- **Objective**
Switch every "sample-line" to "body-copy-line" in the stretch from the start of the records through the line that contains "hierarchy-level-font: Work Sans Reg", and give back only those lines with nothing else changed.
════
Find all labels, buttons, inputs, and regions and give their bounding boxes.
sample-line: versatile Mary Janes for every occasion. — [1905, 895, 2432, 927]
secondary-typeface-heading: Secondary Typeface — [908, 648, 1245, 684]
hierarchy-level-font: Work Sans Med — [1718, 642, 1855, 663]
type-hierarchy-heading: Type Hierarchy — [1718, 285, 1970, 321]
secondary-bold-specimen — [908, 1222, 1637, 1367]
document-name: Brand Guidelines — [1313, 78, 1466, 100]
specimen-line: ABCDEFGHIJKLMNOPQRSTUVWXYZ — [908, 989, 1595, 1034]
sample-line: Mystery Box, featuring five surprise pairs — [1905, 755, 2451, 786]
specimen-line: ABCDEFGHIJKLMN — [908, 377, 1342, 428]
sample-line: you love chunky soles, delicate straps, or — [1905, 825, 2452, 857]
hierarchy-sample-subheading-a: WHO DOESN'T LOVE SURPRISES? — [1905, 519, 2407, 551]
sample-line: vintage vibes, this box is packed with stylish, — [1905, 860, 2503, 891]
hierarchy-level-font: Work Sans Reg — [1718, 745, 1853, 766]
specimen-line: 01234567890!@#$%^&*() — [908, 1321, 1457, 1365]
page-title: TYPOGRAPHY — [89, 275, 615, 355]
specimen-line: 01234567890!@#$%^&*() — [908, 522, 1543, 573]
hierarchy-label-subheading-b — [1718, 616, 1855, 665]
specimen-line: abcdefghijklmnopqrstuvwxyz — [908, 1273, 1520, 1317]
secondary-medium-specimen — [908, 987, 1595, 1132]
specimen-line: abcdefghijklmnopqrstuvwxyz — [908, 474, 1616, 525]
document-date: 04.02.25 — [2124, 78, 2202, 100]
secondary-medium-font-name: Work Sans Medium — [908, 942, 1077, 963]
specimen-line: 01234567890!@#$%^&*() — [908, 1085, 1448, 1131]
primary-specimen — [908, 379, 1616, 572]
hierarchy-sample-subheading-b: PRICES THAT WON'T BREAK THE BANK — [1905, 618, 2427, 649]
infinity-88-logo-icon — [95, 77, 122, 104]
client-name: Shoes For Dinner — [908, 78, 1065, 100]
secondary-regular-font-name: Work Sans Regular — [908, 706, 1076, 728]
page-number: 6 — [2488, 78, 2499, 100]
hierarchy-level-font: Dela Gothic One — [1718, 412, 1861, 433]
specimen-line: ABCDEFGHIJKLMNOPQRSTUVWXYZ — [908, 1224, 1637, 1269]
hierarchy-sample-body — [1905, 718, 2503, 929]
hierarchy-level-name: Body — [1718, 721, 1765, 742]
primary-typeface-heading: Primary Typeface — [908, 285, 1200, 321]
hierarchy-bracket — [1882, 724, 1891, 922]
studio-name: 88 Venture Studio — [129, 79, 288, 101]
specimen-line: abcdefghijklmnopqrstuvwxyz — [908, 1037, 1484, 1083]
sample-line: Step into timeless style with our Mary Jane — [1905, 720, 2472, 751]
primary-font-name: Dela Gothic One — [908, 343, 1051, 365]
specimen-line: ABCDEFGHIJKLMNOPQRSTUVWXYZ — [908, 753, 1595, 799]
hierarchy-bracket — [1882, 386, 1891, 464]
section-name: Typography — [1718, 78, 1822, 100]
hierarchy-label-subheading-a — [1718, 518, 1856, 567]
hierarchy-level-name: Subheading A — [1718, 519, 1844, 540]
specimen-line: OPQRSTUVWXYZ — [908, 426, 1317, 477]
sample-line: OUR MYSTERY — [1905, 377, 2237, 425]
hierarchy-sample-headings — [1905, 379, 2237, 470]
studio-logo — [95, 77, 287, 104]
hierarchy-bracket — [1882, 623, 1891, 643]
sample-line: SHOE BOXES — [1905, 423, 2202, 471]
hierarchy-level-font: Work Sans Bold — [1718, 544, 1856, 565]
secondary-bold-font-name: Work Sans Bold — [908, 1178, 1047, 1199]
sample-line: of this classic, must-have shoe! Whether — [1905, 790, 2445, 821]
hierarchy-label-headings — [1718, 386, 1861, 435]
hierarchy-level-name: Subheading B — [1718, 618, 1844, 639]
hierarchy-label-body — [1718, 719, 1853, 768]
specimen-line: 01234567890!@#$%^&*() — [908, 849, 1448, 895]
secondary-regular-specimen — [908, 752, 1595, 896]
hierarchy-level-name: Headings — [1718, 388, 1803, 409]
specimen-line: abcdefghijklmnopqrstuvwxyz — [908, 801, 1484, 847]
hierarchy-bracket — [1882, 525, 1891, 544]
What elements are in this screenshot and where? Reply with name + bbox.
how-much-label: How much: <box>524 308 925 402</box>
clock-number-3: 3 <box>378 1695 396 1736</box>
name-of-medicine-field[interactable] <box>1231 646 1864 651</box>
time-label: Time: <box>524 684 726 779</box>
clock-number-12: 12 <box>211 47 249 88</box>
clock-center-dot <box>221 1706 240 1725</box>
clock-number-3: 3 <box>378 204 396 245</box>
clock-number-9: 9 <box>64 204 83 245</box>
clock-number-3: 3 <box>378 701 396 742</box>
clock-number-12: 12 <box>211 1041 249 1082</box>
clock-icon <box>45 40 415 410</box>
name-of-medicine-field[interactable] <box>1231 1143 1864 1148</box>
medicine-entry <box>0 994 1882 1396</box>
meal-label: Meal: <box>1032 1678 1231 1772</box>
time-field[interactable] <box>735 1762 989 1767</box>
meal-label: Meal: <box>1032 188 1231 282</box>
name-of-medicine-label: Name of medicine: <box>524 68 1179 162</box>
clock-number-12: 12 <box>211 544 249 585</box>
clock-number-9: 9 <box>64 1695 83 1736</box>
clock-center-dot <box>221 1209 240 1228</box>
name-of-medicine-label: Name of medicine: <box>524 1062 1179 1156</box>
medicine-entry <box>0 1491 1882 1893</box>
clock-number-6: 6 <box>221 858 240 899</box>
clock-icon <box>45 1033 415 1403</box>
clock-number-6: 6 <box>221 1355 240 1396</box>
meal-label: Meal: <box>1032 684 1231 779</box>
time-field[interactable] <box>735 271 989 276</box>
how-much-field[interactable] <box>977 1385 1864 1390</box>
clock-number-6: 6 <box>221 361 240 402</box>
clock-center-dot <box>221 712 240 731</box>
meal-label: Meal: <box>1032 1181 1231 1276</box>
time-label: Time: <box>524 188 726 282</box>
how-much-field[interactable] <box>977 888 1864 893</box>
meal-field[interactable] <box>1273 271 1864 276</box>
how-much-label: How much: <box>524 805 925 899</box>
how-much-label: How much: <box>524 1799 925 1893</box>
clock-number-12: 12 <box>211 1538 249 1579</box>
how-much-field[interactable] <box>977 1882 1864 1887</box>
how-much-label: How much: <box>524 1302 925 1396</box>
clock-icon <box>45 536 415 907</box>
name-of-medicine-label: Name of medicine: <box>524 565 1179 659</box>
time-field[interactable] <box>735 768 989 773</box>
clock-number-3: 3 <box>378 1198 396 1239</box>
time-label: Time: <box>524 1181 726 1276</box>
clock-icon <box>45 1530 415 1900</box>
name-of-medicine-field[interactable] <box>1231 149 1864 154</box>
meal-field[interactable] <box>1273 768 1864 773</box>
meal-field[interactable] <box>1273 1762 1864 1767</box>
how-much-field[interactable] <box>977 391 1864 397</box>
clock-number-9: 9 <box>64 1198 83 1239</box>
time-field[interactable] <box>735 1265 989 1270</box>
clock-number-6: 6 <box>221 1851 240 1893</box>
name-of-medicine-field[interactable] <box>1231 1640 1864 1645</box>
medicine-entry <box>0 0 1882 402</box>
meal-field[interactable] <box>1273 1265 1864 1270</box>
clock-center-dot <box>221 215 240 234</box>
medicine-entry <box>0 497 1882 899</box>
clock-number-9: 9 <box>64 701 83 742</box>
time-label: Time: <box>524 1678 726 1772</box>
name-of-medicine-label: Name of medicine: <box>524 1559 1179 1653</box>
════
- **Worked answer**
Find all labels, buttons, inputs, and regions and give their bounding boxes.
body-copy-line: versatile Mary Janes for every occasion. — [1905, 895, 2432, 927]
secondary-typeface-heading: Secondary Typeface — [908, 648, 1245, 684]
hierarchy-level-font: Work Sans Med — [1718, 642, 1855, 663]
type-hierarchy-heading: Type Hierarchy — [1718, 285, 1970, 321]
secondary-bold-specimen — [908, 1222, 1637, 1367]
document-name: Brand Guidelines — [1313, 78, 1466, 100]
specimen-line: ABCDEFGHIJKLMNOPQRSTUVWXYZ — [908, 989, 1595, 1034]
body-copy-line: Mystery Box, featuring five surprise pairs — [1905, 755, 2451, 786]
specimen-line: ABCDEFGHIJKLMN — [908, 377, 1342, 428]
body-copy-line: you love chunky soles, delicate straps, or — [1905, 825, 2452, 857]
hierarchy-sample-subheading-a: WHO DOESN'T LOVE SURPRISES? — [1905, 519, 2407, 551]
body-copy-line: vintage vibes, this box is packed with stylish, — [1905, 860, 2503, 891]
hierarchy-level-font: Work Sans Reg — [1718, 745, 1853, 766]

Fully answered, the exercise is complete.